Copy out each line of the listing that has the word "Ясон" in it.

:: GIVEN DATA ::

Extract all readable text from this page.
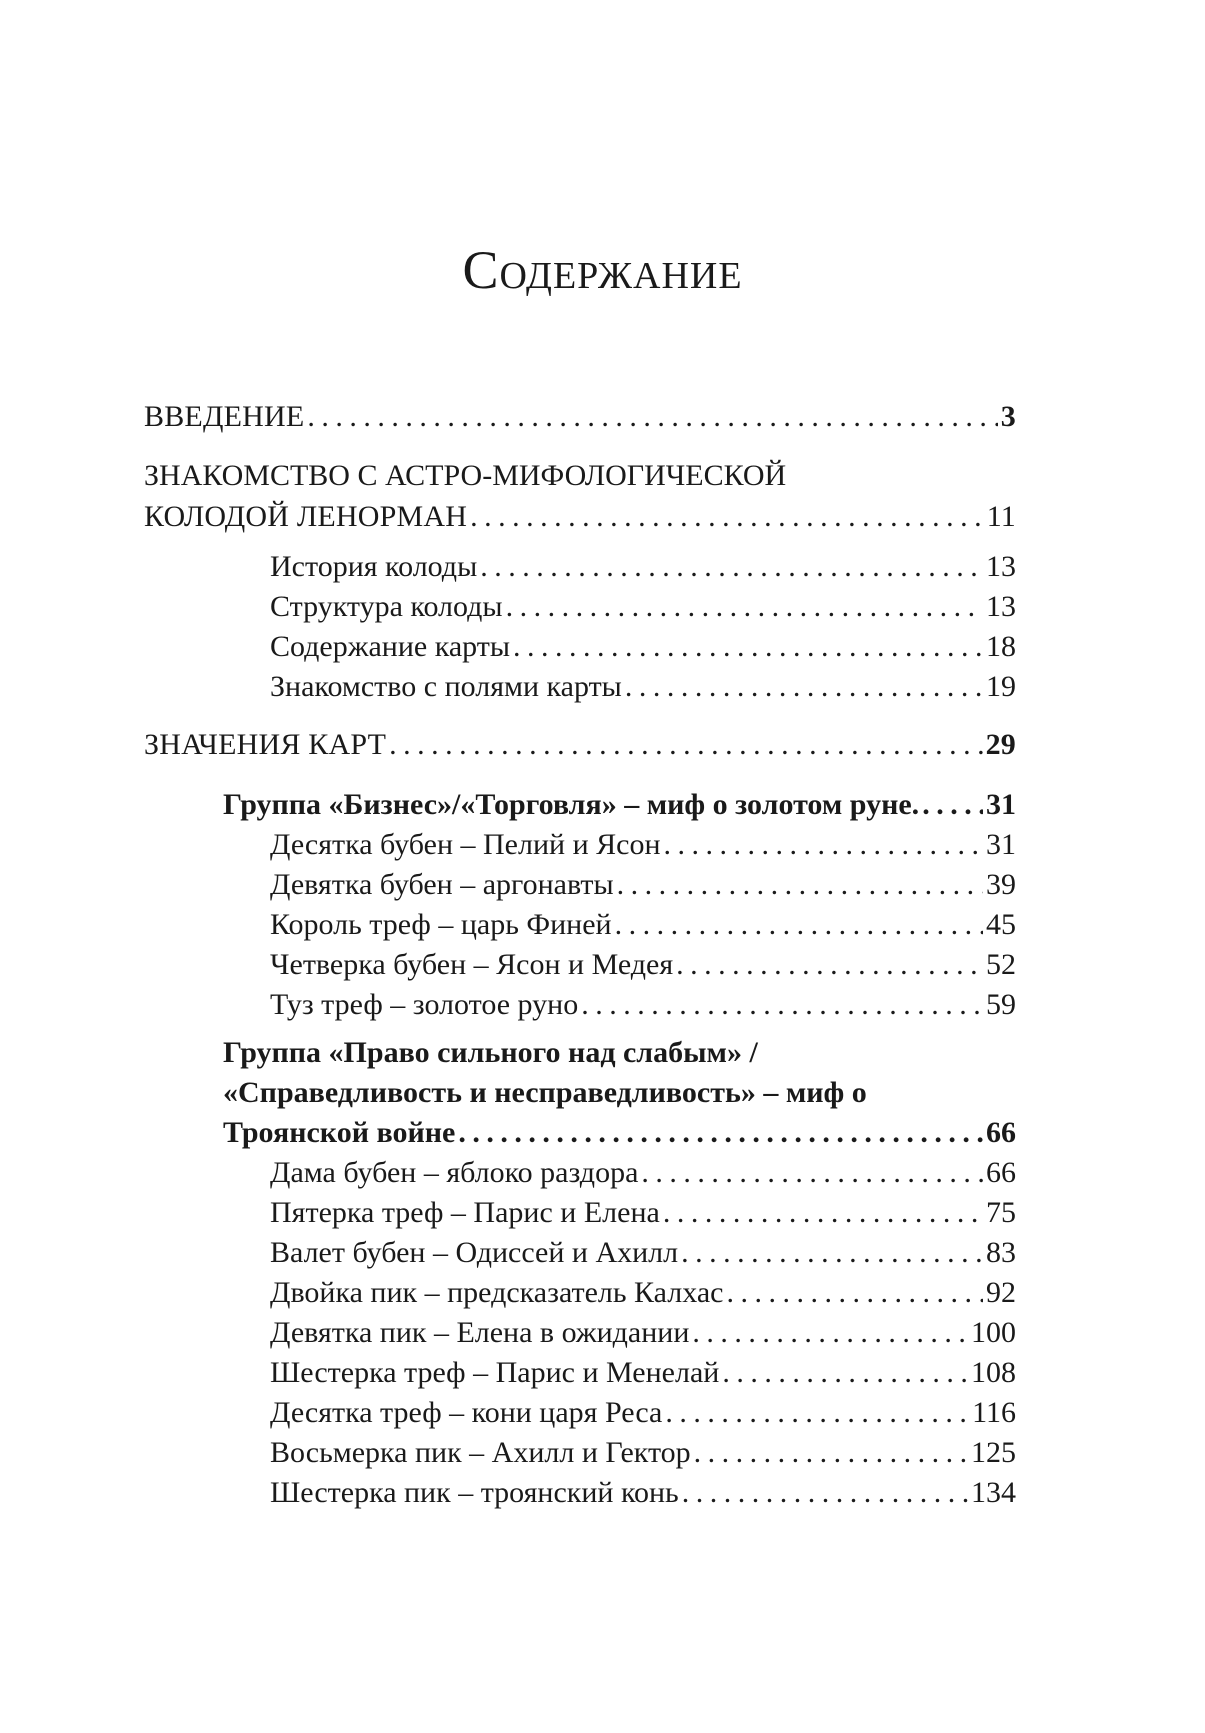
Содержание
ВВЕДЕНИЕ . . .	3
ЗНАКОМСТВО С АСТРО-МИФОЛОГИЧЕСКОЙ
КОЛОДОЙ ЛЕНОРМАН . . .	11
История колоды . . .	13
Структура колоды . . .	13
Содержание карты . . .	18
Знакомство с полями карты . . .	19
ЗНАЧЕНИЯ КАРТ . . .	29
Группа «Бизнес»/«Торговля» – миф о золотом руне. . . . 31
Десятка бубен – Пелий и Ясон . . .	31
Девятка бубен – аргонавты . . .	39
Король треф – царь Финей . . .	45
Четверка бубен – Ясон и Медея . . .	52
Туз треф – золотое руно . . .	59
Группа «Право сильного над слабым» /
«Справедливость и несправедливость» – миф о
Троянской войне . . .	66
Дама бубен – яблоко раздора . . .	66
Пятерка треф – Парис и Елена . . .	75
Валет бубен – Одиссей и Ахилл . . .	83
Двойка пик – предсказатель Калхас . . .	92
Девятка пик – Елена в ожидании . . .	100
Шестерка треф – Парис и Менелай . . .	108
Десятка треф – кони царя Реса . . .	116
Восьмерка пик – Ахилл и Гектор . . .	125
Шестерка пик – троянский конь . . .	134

:::
:: GIVEN DATA ::

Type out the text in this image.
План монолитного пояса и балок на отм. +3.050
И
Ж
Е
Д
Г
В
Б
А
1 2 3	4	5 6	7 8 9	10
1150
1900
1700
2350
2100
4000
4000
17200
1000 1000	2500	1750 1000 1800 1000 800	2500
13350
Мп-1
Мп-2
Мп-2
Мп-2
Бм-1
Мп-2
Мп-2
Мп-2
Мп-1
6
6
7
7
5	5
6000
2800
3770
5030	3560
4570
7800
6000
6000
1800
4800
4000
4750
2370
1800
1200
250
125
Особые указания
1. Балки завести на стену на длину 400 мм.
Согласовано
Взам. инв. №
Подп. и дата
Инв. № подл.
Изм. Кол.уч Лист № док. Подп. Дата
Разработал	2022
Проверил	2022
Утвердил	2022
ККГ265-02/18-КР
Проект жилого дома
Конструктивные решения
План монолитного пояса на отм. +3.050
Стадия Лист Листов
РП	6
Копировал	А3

:::

> WRITTEN RESPONSE
Десятка бубен – Пелий и Ясон . . .	31
Четверка бубен – Ясон и Медея . . .	52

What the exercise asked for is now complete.